### TASK GOAL
Identify all lines in the listing that include the word "全会强调", and copy them out.

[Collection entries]

_ _ _ _ _ _ _

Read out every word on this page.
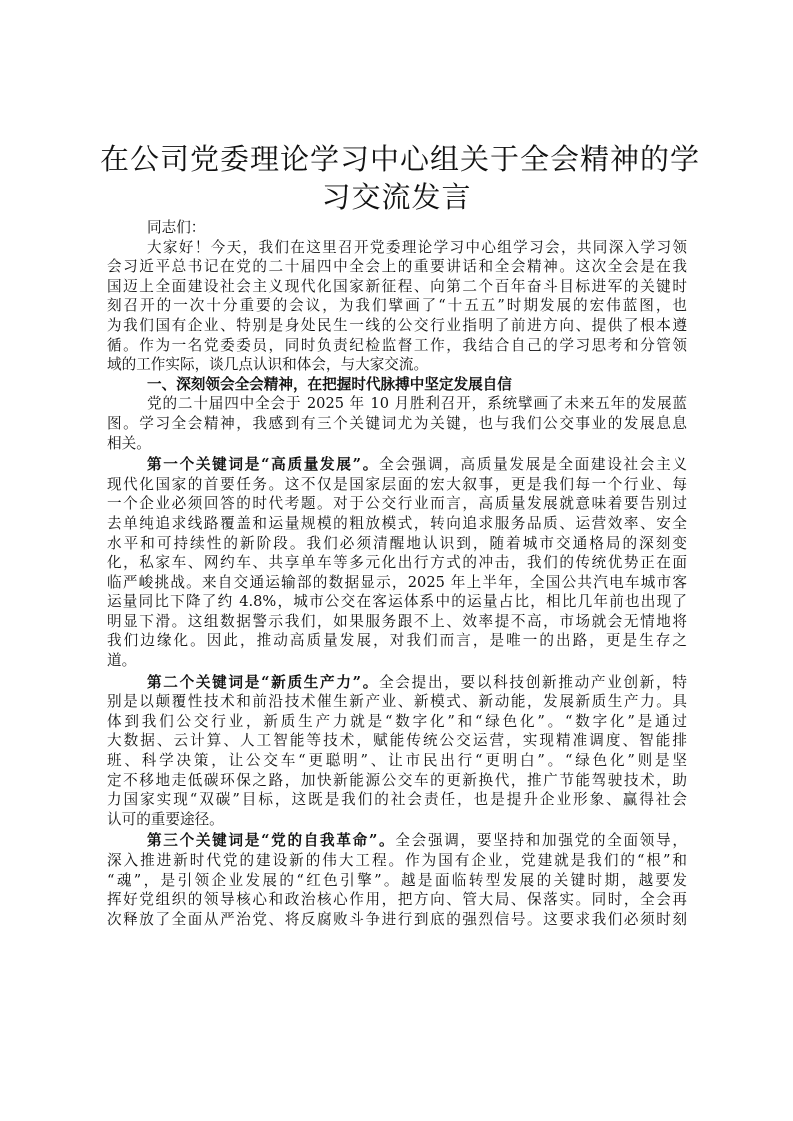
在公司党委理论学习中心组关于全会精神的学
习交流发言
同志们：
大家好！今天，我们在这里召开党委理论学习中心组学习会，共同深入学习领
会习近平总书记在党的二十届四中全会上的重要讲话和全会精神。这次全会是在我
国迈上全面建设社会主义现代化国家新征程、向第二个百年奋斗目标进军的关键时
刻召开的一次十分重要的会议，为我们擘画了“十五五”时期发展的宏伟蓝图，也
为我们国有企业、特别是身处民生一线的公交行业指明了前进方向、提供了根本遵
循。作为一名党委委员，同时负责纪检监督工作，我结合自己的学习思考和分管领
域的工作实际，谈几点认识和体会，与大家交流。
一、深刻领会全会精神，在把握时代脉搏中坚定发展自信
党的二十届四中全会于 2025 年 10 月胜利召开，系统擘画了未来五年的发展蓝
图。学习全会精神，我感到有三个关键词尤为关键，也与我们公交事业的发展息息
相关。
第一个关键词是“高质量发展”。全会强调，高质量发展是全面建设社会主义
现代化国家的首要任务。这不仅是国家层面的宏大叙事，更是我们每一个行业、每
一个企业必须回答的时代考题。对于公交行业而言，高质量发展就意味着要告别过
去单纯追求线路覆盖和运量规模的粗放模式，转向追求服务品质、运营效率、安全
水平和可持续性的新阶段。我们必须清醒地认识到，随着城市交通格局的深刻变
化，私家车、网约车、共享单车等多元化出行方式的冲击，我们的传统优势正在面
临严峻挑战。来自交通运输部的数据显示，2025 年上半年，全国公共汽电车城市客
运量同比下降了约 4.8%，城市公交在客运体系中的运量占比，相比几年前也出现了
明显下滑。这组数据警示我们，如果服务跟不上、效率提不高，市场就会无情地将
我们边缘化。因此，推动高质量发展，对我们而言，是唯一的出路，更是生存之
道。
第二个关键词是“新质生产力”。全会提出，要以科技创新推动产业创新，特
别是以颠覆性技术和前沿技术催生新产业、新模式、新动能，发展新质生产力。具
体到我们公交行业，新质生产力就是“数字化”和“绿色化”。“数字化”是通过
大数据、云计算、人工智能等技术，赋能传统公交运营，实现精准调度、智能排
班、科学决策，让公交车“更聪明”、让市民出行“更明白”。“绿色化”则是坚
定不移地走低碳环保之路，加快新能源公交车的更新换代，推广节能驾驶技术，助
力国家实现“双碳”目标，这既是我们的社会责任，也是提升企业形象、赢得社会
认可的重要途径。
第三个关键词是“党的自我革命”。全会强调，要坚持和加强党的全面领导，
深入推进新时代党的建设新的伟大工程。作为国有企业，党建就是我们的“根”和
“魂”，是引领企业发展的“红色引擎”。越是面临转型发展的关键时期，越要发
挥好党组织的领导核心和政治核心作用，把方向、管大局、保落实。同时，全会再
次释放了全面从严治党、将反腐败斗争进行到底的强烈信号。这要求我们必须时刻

_ _ _ _ _ _ _

### OUTPUT OF THE EXERCISE
第一个关键词是“高质量发展”。全会强调，高质量发展是全面建设社会主义
第三个关键词是“党的自我革命”。全会强调，要坚持和加强党的全面领导，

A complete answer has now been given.